> _Instruction_:
From the entries below, extract every line that includes the word "parameter".

> _Dataset entries_:
- - - - - - -

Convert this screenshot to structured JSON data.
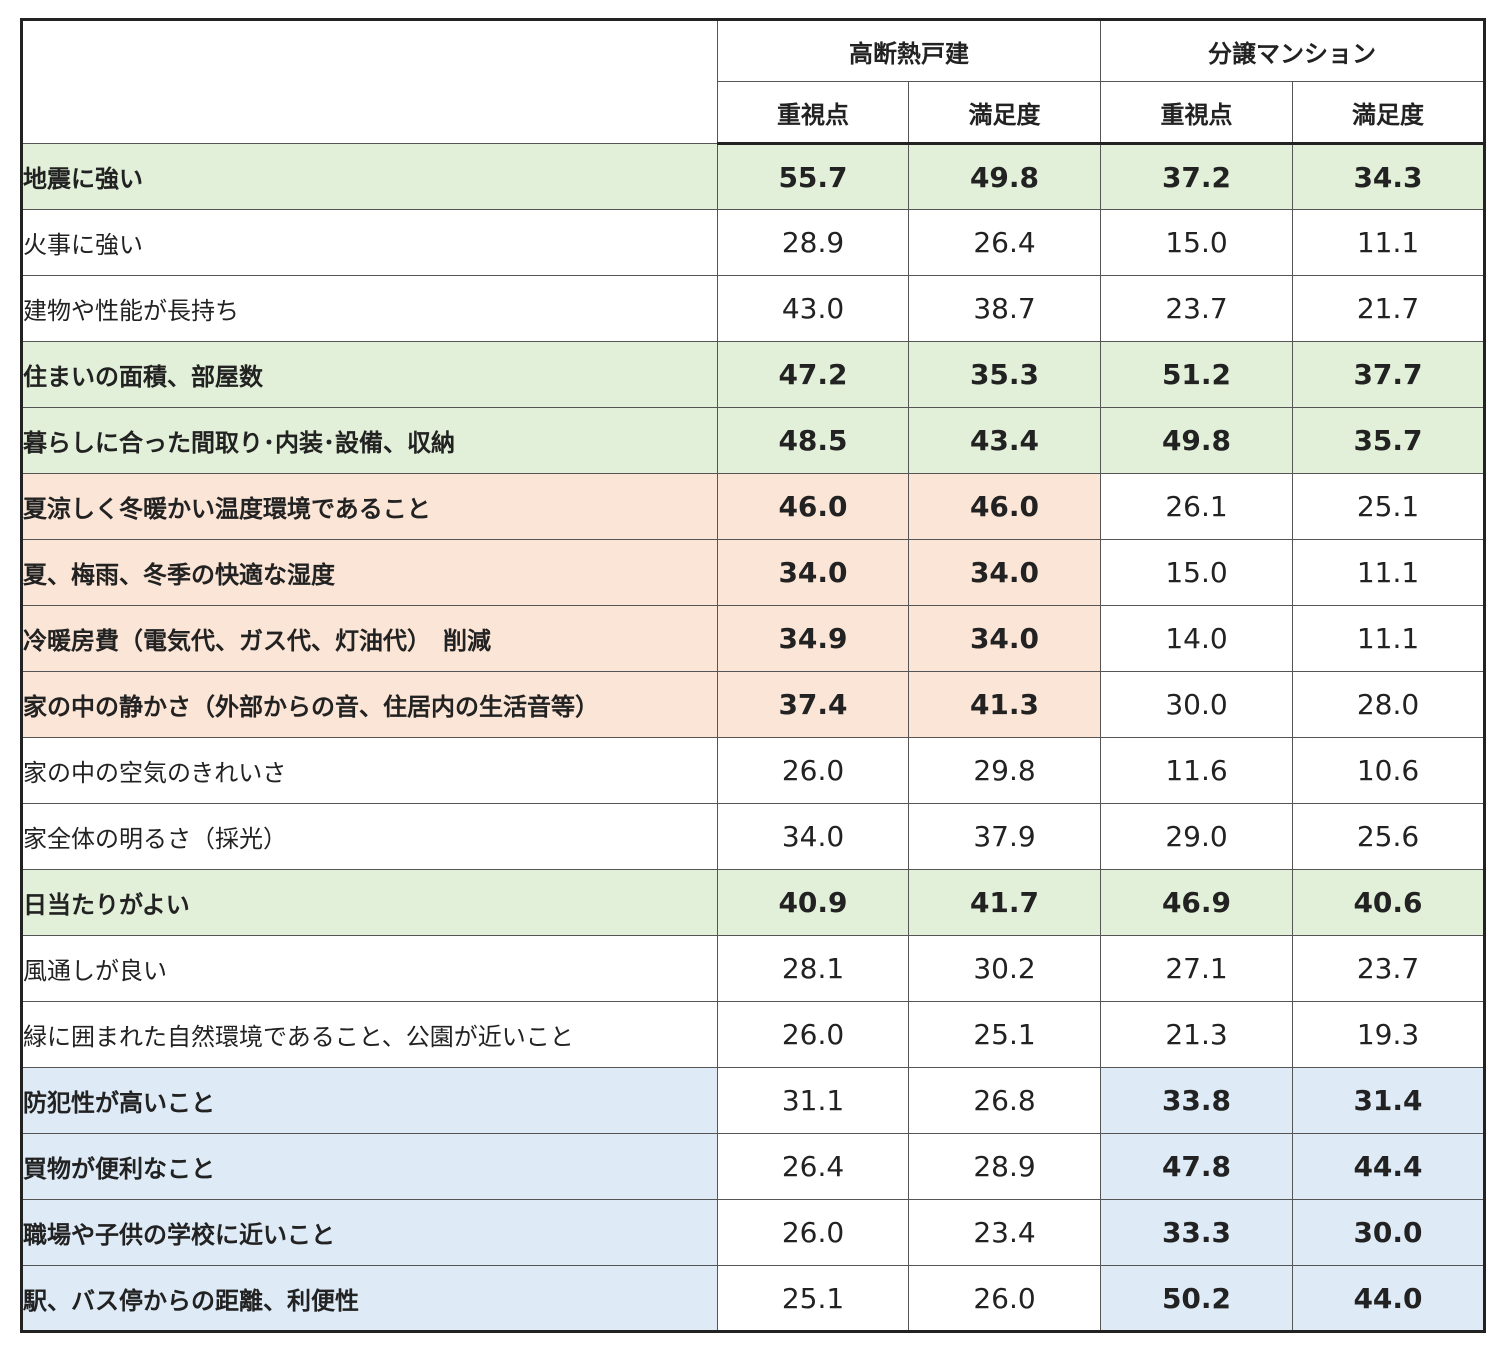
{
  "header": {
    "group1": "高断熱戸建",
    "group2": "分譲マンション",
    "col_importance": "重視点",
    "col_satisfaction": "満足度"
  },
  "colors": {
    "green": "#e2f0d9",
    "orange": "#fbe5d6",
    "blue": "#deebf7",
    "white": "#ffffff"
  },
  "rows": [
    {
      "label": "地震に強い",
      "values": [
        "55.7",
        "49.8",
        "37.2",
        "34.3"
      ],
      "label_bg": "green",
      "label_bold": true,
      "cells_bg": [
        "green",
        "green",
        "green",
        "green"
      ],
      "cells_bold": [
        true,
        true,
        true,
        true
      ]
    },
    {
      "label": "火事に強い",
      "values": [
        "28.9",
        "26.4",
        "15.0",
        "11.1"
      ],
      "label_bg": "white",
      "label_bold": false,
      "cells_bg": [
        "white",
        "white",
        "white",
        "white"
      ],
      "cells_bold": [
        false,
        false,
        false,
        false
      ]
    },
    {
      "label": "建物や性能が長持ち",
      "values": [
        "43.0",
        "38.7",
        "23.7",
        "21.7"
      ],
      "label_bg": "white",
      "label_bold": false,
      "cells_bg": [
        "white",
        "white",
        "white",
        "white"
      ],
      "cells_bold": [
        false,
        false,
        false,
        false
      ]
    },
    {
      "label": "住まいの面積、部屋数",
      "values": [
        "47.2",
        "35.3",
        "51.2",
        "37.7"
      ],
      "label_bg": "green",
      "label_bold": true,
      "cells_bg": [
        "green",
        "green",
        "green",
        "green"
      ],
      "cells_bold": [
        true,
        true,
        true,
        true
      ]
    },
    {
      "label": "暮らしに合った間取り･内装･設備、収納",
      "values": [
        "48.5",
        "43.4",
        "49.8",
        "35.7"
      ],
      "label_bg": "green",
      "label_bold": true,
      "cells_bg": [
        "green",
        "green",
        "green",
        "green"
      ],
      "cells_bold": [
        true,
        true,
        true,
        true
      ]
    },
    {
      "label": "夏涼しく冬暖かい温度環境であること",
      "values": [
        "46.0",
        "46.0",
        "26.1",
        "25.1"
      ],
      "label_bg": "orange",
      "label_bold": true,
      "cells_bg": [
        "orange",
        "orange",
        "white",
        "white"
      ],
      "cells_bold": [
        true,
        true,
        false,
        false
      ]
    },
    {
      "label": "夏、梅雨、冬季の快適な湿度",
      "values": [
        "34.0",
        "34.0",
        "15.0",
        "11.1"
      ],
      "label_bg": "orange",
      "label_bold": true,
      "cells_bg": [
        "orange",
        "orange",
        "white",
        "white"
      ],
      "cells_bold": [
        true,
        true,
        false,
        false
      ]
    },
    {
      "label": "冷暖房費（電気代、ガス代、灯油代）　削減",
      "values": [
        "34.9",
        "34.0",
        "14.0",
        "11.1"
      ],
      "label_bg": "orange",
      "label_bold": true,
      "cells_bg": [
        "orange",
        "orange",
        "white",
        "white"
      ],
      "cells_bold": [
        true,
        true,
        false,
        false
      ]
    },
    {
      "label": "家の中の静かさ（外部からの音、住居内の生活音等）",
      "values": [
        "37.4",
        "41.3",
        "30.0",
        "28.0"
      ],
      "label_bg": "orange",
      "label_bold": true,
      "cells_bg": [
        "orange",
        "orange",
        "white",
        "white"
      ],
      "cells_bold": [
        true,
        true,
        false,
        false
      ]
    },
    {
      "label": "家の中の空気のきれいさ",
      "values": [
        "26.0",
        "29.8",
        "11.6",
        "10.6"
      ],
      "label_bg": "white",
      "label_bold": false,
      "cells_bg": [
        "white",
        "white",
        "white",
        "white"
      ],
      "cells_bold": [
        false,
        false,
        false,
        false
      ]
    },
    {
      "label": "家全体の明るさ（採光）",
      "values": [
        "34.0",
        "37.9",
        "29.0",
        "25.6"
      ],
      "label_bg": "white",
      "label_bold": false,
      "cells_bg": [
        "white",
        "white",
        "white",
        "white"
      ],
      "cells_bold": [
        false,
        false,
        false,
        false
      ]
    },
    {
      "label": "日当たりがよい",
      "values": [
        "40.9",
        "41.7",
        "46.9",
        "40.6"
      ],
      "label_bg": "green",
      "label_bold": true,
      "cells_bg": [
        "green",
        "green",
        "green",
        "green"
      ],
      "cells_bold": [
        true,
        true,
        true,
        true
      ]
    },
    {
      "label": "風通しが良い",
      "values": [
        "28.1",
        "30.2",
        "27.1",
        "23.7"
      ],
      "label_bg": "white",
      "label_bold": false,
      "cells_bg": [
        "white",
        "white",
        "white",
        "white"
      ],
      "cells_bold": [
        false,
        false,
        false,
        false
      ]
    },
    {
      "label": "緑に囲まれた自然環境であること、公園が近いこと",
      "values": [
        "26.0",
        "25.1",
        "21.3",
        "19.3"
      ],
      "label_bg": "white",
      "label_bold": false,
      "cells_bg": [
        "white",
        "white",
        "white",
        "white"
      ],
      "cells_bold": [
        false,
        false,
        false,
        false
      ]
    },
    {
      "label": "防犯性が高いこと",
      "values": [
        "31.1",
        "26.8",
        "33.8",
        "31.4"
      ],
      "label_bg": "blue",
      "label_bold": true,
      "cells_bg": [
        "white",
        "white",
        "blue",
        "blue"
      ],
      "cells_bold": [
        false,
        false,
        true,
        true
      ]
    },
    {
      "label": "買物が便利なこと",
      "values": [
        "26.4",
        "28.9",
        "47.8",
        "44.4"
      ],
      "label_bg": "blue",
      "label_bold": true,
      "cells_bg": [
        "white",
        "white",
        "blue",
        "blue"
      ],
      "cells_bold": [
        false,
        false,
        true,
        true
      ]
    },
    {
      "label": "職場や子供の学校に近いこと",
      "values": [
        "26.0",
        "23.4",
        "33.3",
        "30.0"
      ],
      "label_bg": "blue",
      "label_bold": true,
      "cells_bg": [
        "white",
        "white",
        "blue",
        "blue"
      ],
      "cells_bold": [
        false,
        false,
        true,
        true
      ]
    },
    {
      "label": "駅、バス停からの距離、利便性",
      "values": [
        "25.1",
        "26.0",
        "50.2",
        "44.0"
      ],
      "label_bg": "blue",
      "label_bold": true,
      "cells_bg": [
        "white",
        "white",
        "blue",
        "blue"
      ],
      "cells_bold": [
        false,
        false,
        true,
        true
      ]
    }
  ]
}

- - - - - - -

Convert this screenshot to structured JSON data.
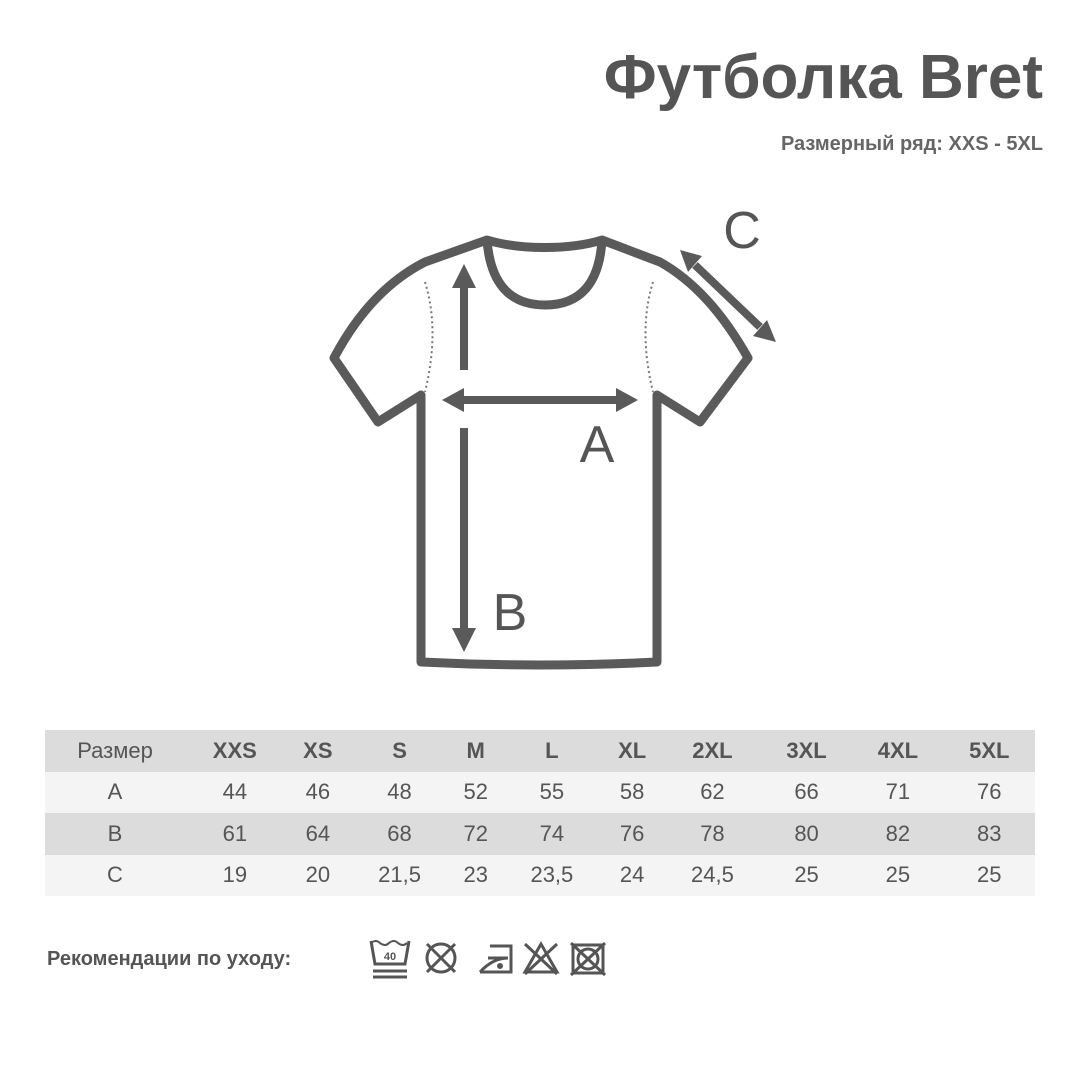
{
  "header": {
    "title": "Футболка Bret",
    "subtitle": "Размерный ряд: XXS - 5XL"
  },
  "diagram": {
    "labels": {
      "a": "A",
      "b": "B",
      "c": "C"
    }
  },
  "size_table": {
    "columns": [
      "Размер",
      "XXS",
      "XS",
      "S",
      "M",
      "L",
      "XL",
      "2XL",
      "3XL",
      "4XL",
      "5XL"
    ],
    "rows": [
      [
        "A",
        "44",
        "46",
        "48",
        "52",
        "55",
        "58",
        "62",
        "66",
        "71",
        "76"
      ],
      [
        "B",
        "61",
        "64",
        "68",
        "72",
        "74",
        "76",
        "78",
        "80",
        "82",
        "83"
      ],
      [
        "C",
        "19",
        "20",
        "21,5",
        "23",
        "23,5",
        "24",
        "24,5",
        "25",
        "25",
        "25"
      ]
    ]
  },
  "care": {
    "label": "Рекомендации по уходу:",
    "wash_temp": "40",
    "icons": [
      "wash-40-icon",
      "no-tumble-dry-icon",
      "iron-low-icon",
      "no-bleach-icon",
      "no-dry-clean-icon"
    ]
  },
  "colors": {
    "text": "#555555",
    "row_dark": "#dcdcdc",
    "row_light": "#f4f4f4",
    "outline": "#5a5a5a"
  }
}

- - - - - - -

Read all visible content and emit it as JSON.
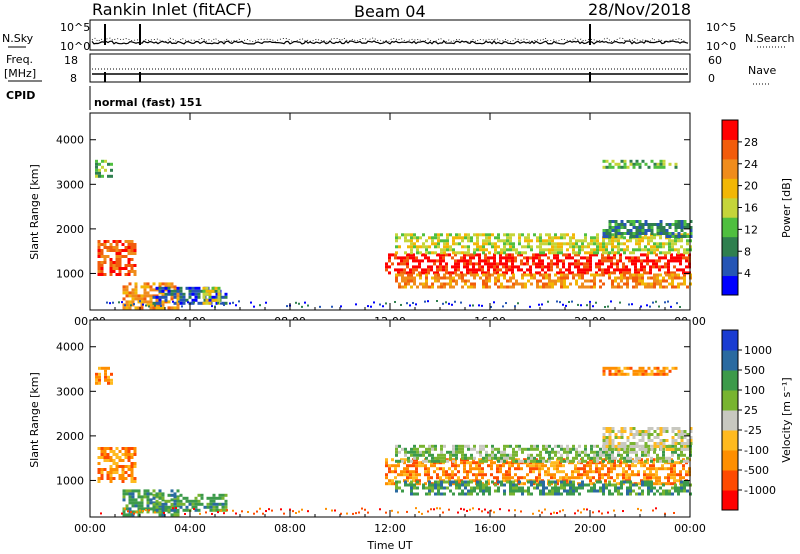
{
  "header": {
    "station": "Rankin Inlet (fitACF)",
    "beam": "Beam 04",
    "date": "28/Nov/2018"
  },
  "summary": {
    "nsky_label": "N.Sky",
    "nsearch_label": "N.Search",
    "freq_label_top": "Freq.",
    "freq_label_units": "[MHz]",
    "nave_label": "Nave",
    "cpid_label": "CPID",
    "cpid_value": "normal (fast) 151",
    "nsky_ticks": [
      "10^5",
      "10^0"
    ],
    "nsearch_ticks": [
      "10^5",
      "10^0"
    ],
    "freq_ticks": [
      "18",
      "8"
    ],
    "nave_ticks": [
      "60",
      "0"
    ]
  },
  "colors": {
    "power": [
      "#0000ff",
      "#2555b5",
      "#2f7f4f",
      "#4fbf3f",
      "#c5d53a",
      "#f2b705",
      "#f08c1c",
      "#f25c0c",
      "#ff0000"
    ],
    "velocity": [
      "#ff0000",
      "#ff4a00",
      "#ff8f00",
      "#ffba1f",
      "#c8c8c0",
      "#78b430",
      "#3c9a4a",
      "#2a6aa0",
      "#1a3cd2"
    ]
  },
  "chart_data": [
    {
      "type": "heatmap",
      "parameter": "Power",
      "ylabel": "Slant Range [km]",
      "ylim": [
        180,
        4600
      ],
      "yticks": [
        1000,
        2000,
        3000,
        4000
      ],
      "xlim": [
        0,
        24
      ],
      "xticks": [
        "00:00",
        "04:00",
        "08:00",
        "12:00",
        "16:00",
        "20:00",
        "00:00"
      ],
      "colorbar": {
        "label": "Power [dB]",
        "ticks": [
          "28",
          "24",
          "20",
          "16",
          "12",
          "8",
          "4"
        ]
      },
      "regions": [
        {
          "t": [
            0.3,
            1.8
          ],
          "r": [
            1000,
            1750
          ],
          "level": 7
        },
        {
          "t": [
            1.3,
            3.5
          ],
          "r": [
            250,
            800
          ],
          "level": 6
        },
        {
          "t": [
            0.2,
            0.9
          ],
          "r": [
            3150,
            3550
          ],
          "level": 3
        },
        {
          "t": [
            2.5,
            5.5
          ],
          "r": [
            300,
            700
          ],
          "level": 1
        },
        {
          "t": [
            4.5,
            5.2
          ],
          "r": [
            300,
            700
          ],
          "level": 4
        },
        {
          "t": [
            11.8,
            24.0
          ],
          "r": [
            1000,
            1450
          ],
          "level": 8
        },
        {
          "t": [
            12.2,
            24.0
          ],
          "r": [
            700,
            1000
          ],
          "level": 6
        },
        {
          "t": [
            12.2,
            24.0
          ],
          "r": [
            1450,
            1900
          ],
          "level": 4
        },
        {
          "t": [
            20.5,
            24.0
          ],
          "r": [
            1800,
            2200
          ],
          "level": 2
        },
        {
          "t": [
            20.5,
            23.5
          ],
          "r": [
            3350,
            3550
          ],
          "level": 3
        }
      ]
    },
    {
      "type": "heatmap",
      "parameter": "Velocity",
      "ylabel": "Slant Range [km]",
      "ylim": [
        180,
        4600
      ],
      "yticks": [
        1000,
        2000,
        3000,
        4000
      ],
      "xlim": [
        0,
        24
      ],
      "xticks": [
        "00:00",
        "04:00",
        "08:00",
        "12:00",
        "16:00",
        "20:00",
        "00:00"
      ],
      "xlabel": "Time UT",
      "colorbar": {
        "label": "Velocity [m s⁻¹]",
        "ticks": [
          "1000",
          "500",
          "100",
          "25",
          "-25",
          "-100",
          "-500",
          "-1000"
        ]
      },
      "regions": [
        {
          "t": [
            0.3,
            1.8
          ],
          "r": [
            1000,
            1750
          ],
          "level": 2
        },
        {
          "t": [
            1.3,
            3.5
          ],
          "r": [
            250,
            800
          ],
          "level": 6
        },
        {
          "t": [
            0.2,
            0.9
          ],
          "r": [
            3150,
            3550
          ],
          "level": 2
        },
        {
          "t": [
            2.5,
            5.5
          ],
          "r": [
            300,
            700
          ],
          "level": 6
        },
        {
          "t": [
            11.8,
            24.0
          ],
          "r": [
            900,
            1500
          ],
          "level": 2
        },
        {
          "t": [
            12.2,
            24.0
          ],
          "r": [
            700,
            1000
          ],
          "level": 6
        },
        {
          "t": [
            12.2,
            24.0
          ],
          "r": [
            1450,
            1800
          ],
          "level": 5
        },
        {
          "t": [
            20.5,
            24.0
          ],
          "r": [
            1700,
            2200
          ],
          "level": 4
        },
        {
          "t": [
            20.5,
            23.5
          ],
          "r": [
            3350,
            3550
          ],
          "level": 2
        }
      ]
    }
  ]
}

- - - - - - -

> _Final result_:
      "parameter": "Power",
      "parameter": "Velocity",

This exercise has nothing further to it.